* [The problem] Wherever the string "执业证书编号" appears in the listing, copy that line.

* [Material shown]
Start

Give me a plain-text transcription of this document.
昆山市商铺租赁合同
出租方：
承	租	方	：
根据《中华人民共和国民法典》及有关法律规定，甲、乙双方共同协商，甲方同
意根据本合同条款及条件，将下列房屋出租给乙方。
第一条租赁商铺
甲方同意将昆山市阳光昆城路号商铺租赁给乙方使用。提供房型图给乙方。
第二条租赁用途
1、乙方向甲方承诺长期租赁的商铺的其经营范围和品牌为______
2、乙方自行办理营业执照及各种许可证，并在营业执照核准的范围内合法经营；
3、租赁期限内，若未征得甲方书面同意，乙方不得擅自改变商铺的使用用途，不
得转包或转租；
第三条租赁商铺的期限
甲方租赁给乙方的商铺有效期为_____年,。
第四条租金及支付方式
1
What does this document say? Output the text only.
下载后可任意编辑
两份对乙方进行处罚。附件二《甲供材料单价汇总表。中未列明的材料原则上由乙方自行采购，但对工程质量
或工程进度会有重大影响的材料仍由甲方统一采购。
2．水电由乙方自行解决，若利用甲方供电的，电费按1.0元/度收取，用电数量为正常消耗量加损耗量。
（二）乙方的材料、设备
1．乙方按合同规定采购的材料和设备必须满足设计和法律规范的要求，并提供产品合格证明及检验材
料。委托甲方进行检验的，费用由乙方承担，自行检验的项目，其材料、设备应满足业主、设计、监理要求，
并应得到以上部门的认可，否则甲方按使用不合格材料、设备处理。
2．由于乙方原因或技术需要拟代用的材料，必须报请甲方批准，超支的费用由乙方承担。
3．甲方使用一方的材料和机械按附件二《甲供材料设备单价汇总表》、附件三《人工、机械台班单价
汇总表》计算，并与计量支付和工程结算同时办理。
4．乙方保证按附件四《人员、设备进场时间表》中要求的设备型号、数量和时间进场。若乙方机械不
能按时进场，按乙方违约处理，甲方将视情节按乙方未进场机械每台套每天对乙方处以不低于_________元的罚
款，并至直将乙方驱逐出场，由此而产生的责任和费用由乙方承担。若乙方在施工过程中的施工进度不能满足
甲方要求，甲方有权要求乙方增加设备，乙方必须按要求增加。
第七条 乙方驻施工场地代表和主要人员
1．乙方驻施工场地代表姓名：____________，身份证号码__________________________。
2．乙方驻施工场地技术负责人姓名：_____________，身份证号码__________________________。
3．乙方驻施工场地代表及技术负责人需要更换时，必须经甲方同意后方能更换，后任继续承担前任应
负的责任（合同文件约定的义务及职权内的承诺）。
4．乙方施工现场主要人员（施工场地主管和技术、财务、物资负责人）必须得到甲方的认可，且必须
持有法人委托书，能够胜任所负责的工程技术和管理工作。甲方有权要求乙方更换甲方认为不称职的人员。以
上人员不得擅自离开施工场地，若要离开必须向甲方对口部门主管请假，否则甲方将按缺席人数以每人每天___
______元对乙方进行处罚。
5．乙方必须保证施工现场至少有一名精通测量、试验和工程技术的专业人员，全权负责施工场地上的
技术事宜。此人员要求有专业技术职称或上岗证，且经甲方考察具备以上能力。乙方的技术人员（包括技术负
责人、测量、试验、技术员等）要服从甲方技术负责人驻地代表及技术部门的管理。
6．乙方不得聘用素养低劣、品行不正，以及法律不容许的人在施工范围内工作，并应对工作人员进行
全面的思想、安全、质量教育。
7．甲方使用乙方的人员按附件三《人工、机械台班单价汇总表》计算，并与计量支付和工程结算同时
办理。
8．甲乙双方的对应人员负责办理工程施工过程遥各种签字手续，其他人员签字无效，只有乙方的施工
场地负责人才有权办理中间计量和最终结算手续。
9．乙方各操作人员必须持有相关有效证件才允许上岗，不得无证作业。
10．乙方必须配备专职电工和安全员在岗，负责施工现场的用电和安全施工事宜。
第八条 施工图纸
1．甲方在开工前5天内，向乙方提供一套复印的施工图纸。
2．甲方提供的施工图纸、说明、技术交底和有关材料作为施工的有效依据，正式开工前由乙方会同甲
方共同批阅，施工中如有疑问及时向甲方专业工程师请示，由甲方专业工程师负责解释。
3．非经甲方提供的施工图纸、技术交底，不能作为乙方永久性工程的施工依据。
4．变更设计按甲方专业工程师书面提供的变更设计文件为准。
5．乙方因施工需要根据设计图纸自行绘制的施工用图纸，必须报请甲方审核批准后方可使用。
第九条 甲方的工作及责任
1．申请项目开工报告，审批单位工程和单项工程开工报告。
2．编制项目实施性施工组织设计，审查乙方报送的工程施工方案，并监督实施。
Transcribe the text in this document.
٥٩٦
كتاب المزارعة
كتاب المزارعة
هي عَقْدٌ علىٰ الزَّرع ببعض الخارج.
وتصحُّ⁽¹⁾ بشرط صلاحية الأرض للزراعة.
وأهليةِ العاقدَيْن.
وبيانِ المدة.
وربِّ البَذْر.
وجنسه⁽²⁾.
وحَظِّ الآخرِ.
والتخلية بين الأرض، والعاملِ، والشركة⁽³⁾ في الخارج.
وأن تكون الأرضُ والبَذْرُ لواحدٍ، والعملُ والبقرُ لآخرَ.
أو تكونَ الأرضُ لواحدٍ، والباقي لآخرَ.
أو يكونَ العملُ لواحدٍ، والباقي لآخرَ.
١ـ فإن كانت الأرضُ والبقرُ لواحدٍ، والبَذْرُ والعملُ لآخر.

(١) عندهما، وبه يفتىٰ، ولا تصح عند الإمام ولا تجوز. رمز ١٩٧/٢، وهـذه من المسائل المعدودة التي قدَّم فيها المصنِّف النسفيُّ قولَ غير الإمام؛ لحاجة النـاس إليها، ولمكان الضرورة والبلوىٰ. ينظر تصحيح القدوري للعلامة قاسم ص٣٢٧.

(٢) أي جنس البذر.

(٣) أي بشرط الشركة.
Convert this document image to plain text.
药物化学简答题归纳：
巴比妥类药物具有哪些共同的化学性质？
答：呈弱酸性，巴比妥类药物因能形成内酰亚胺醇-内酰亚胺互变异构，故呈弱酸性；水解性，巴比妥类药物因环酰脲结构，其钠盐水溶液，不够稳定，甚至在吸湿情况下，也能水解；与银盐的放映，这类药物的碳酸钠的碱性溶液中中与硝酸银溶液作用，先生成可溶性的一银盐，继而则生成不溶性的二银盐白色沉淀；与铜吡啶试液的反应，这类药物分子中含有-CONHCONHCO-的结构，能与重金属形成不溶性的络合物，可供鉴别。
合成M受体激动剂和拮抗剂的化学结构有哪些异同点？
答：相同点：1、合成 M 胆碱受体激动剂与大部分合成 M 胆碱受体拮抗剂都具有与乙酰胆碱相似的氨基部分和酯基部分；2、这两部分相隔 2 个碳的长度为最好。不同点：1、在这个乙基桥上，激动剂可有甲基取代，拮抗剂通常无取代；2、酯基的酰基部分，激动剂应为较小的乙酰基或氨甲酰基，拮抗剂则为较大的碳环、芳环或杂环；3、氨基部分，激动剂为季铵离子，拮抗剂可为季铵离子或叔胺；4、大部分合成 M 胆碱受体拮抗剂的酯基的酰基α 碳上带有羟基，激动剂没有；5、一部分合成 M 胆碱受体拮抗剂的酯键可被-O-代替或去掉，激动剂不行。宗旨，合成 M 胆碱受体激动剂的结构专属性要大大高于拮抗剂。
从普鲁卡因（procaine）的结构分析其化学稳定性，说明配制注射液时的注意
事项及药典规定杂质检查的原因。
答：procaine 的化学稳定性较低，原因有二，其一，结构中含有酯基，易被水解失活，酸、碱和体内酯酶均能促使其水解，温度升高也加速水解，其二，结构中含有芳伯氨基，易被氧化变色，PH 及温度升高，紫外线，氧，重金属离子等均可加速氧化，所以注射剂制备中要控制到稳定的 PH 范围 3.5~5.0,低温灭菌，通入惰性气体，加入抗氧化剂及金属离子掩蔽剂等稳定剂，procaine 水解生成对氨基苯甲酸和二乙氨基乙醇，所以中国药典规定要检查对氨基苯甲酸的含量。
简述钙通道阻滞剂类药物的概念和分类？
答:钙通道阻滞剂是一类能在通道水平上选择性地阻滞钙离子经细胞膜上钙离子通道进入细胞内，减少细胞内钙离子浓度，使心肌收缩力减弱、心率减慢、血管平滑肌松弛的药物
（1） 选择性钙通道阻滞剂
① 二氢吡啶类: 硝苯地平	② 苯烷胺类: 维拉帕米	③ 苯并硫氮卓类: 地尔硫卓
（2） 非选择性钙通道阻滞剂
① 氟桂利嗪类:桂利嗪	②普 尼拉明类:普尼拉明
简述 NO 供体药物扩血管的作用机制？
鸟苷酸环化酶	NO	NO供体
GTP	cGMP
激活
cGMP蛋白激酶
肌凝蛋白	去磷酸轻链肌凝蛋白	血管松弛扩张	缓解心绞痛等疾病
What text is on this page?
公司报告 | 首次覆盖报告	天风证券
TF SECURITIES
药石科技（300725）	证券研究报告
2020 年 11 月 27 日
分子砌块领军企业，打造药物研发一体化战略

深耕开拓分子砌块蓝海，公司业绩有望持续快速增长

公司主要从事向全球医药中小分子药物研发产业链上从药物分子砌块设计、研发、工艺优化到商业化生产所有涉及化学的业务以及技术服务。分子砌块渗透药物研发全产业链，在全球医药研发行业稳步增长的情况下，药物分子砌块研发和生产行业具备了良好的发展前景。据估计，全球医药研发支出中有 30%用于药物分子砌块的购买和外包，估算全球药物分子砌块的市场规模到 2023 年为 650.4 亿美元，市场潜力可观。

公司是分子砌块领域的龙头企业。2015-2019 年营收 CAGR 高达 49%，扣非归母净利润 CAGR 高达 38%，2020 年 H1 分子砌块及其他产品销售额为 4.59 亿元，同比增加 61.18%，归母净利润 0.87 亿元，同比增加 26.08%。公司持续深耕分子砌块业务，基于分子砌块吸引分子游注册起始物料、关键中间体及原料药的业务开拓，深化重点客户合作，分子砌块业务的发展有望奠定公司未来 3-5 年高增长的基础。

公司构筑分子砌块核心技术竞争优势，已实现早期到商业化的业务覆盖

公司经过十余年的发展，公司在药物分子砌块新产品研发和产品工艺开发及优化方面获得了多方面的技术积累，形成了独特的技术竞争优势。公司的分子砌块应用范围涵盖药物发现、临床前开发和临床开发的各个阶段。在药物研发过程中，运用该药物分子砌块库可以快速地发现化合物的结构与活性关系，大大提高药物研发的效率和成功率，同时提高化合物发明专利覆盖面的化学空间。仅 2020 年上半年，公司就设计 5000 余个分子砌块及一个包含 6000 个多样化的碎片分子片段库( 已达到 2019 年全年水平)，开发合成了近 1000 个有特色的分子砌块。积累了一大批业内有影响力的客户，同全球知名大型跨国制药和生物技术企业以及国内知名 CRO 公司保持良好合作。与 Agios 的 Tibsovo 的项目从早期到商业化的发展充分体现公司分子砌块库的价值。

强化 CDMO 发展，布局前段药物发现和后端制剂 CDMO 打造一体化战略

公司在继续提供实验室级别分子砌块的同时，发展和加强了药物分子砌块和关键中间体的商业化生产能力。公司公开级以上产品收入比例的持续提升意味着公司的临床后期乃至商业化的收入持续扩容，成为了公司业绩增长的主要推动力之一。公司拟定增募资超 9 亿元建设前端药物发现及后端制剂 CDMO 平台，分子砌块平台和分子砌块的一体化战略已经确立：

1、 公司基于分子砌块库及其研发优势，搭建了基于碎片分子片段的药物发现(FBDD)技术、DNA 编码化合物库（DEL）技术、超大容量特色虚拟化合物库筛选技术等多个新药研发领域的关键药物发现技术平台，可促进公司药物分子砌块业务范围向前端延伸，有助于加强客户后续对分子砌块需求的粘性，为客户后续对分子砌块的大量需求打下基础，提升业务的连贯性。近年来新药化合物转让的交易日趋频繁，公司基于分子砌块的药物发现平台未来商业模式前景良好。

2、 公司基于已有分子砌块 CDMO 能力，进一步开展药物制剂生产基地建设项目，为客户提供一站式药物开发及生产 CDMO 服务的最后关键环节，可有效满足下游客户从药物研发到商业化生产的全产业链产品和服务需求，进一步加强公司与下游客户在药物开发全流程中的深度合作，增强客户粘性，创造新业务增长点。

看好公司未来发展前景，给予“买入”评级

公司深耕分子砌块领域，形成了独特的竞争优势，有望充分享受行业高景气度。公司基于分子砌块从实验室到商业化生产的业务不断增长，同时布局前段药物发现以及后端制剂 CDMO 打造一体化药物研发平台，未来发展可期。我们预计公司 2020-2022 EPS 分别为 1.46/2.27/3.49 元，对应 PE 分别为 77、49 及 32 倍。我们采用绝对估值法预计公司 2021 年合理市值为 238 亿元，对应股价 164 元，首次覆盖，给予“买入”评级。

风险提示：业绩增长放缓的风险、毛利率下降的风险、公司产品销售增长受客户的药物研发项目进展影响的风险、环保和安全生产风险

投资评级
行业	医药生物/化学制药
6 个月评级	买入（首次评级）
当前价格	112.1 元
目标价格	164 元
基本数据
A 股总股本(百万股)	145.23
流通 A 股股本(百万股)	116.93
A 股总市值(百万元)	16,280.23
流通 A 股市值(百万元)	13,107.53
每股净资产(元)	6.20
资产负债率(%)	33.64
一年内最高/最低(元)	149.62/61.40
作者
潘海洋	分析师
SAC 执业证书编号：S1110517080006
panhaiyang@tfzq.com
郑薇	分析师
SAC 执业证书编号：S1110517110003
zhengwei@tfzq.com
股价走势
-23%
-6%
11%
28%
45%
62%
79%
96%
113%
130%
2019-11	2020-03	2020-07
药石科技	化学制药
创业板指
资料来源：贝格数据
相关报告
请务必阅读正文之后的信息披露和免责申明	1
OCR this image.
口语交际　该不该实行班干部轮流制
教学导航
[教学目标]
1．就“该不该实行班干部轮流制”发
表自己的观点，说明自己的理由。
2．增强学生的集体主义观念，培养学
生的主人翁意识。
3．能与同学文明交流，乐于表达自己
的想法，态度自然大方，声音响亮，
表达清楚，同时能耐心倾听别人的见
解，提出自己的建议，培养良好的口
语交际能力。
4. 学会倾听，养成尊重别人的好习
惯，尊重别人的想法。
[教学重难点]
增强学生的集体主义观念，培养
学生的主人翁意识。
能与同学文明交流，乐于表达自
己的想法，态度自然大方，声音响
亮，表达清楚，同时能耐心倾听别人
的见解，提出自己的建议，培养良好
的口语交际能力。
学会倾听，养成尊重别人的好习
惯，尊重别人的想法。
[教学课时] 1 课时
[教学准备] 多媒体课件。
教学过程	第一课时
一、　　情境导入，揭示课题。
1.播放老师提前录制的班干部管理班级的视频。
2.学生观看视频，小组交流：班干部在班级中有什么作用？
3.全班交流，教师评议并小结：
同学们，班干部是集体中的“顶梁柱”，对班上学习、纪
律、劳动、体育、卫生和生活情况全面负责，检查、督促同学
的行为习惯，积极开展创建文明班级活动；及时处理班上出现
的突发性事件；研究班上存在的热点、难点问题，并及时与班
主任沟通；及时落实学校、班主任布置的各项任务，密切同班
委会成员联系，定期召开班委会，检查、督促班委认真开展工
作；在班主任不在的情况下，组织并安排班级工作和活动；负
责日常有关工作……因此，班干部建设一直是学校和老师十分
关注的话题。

End

* [Answer below]
SAC 执业证书编号：S1110517080006
SAC 执业证书编号：S1110517110003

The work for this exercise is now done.